[Stored data entries]
━━━━

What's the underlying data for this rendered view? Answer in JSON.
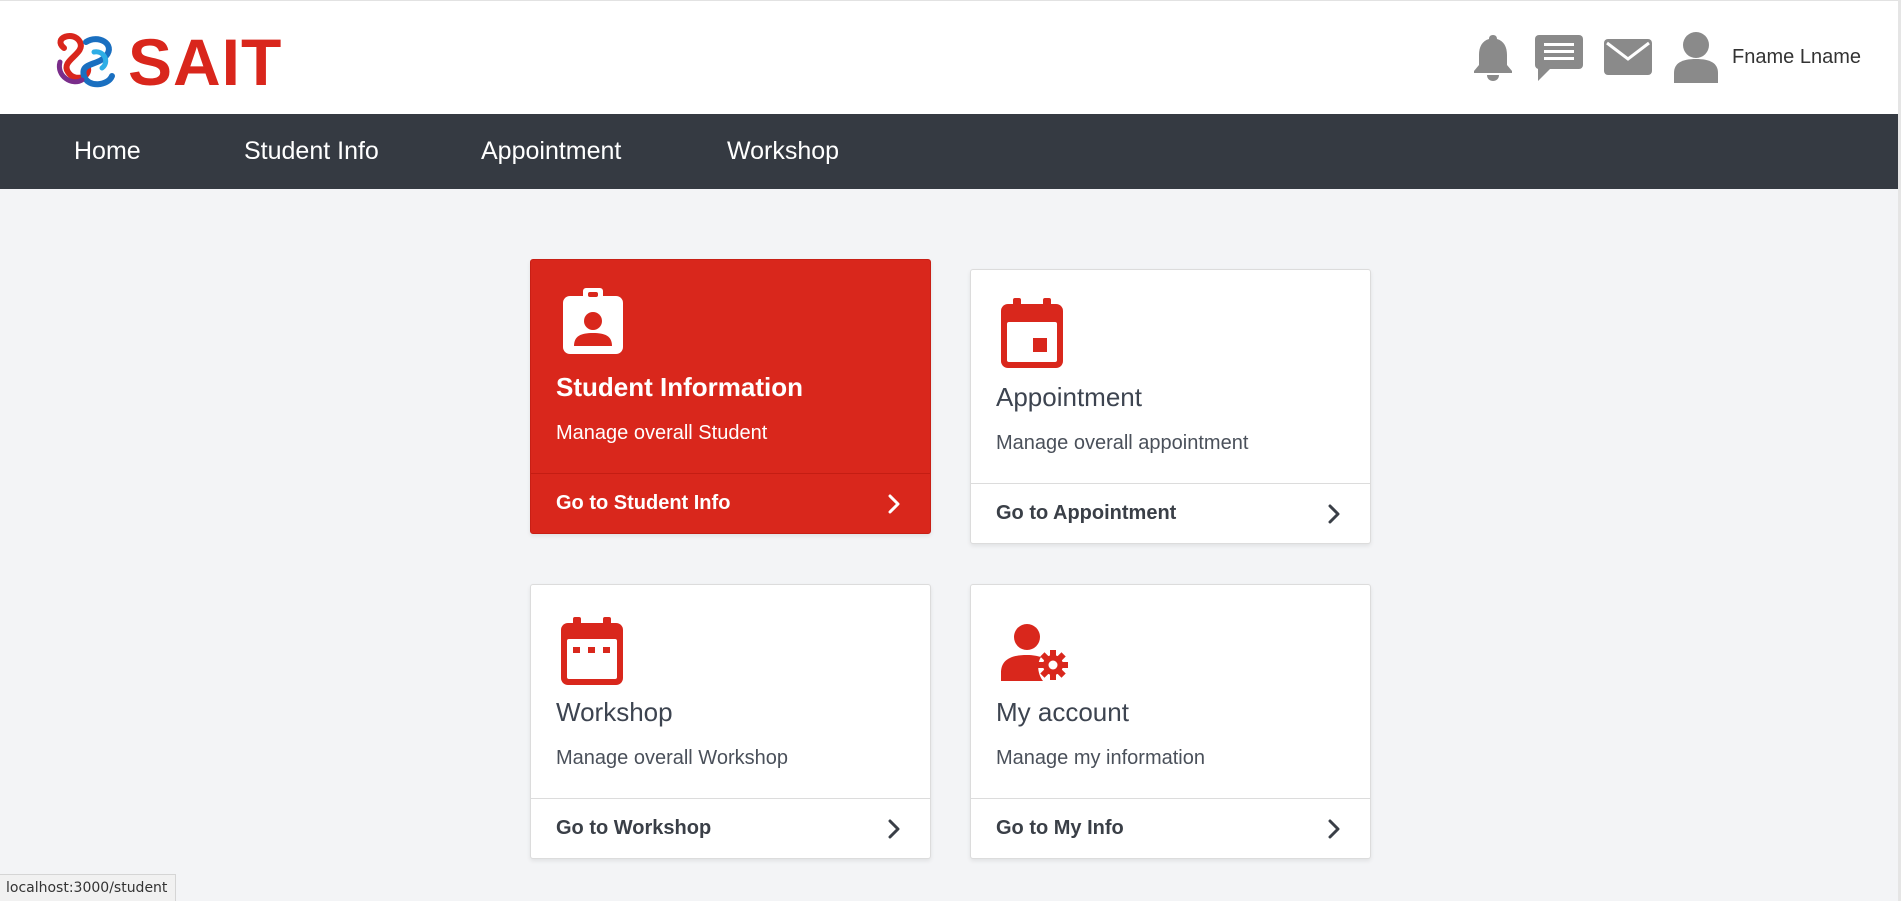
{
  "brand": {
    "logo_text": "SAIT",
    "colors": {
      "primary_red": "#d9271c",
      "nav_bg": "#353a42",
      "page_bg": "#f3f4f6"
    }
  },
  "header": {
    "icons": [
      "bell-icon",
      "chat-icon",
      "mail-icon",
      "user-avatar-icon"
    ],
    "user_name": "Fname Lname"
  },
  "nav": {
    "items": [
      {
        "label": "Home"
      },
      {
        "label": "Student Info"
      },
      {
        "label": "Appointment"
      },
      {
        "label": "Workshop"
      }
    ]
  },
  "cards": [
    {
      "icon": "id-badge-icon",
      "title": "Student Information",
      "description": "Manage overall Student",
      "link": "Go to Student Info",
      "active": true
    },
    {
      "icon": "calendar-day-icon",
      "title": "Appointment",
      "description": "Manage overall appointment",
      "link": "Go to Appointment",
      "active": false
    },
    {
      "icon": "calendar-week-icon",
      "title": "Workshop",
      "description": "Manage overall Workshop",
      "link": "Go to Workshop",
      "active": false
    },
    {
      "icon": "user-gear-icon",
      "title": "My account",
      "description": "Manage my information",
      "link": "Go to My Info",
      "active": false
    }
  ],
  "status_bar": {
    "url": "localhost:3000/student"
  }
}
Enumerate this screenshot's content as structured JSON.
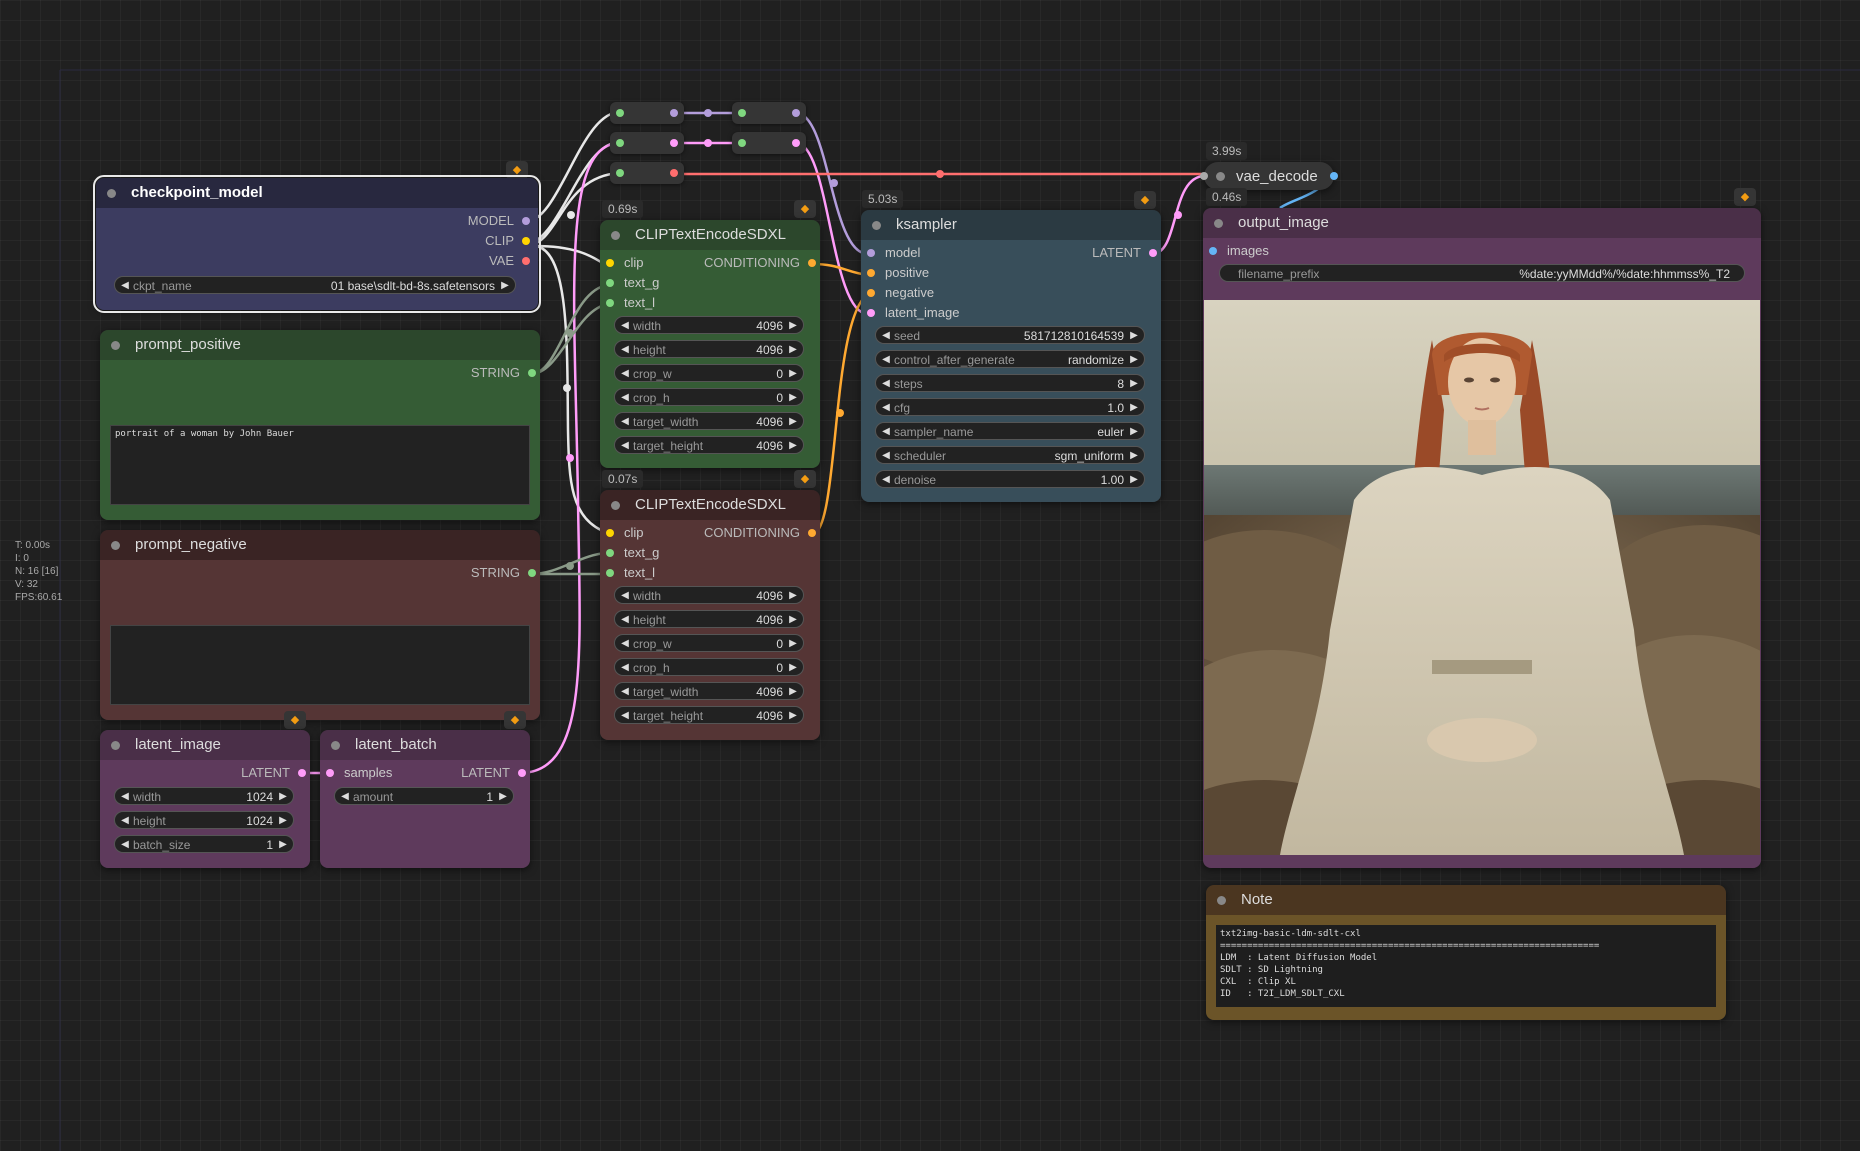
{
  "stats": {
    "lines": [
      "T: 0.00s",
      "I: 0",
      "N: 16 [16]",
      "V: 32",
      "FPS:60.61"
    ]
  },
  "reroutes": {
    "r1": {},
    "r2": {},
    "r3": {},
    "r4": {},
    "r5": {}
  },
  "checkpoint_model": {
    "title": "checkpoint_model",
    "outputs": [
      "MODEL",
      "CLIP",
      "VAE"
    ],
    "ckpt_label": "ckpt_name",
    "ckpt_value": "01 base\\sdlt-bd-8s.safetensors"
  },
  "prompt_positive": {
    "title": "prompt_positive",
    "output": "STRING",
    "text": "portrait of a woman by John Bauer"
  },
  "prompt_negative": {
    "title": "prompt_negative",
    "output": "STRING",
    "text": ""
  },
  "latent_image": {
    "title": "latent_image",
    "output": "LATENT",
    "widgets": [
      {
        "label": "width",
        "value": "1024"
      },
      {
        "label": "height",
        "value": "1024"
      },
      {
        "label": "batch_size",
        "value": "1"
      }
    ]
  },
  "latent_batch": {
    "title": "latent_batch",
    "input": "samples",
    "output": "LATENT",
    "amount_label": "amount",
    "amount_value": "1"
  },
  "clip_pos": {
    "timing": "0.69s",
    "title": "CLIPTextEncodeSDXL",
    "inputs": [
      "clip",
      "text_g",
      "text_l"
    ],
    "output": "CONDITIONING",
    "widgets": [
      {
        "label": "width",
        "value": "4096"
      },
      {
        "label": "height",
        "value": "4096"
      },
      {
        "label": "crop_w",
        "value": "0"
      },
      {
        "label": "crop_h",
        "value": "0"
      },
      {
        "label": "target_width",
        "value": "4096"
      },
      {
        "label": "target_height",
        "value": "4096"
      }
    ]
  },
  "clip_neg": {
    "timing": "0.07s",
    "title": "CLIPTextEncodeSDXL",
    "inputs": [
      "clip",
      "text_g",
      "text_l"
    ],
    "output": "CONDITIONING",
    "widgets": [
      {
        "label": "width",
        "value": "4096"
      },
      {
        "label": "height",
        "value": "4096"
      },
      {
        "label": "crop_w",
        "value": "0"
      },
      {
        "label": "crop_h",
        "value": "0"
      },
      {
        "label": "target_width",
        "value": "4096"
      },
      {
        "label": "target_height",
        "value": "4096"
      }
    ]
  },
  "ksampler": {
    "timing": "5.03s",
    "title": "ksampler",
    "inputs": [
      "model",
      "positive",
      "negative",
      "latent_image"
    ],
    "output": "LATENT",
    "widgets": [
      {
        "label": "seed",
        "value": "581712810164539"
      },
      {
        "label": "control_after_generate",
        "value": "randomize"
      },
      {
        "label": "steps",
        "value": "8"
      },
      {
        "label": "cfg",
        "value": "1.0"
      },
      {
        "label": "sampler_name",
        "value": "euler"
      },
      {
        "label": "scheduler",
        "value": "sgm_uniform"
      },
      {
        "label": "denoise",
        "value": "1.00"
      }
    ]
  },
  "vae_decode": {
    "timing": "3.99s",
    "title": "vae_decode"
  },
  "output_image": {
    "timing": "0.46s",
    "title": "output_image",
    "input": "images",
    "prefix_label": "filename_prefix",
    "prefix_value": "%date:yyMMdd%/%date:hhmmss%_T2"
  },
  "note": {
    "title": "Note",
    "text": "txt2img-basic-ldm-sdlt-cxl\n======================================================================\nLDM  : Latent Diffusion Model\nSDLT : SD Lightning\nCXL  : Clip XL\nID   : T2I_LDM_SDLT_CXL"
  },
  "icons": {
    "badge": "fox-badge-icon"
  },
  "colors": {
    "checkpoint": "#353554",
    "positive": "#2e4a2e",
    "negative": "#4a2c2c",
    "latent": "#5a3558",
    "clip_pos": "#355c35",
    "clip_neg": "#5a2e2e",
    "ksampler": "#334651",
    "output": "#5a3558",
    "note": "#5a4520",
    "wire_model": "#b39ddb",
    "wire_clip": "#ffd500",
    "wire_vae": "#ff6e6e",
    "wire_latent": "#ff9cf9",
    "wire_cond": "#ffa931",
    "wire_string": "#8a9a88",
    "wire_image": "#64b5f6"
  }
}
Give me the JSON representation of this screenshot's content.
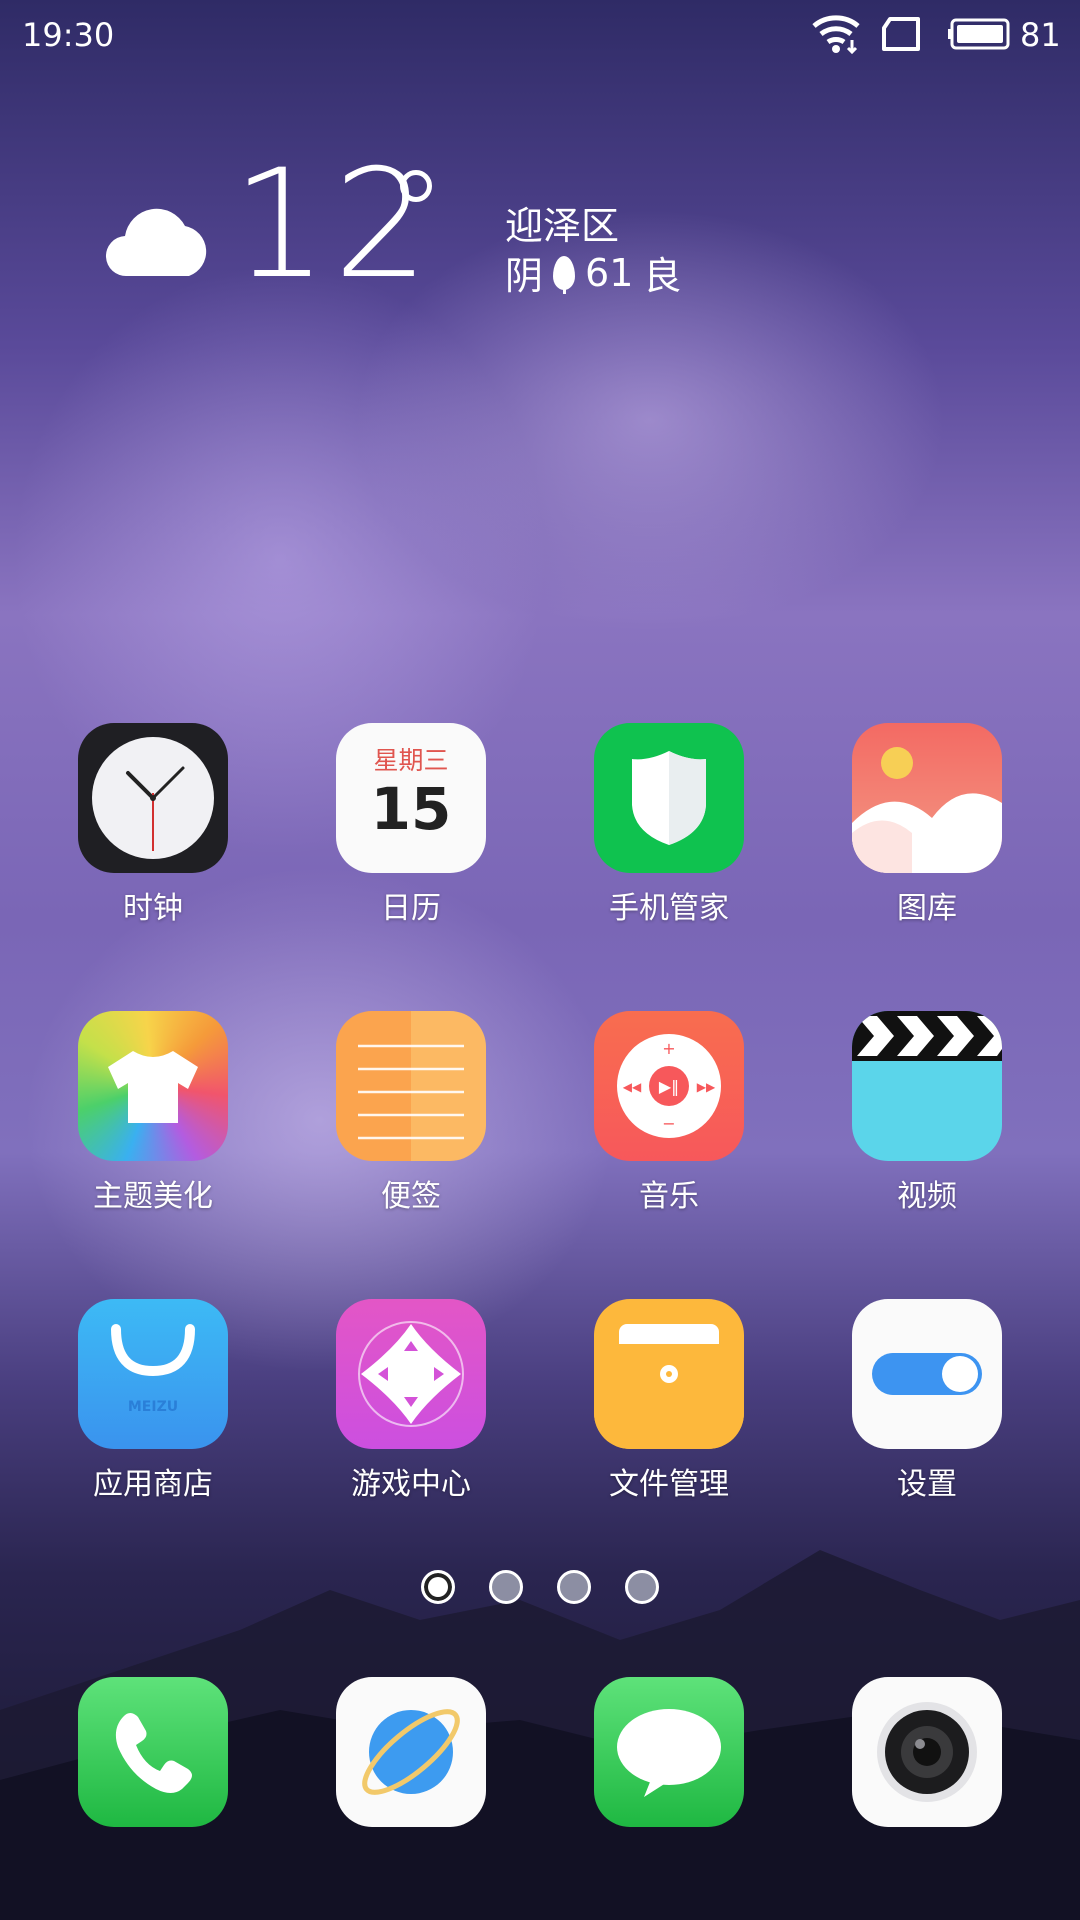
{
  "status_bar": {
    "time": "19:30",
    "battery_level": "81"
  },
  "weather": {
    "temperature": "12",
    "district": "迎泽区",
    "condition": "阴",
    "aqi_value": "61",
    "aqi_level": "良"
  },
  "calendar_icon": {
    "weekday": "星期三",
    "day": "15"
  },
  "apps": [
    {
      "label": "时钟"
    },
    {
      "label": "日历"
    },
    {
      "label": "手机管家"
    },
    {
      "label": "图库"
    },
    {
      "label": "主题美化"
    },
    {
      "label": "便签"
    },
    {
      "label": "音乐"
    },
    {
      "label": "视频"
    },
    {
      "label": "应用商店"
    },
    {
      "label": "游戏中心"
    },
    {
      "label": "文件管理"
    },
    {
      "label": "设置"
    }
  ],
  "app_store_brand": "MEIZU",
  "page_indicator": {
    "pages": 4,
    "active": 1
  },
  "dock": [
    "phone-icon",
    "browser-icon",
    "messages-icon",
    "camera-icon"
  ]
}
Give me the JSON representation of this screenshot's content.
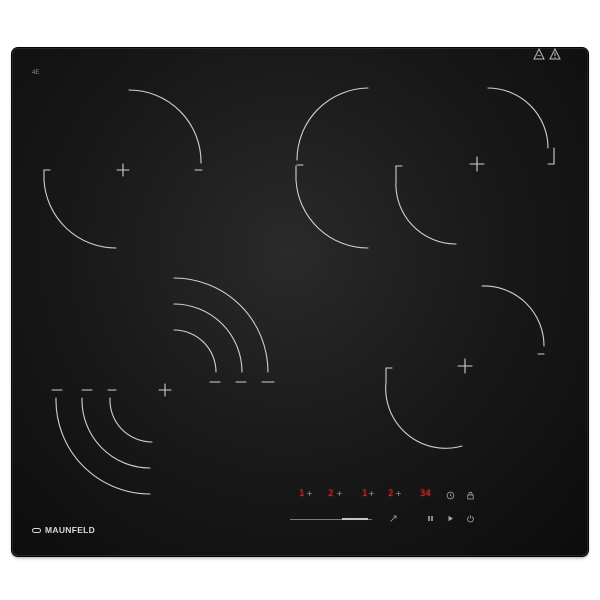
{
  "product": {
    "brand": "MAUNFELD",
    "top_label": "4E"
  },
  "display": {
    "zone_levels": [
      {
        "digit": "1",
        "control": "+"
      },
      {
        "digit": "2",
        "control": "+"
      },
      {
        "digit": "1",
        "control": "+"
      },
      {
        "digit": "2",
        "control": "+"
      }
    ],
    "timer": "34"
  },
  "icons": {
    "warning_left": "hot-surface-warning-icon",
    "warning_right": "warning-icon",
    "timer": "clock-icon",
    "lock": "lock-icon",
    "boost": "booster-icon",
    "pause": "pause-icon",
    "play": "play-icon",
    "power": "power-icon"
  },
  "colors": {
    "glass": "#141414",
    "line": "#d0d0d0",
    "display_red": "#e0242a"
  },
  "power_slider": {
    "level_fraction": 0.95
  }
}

━━━━

→ What is asked
Check each line of the entries above, and show every one holding the word "timing".

→ Right answer
    "timing": "0.69s",
    "timing": "0.07s",
    "timing": "5.03s",
    "timing": "3.99s",
    "timing": "0.46s",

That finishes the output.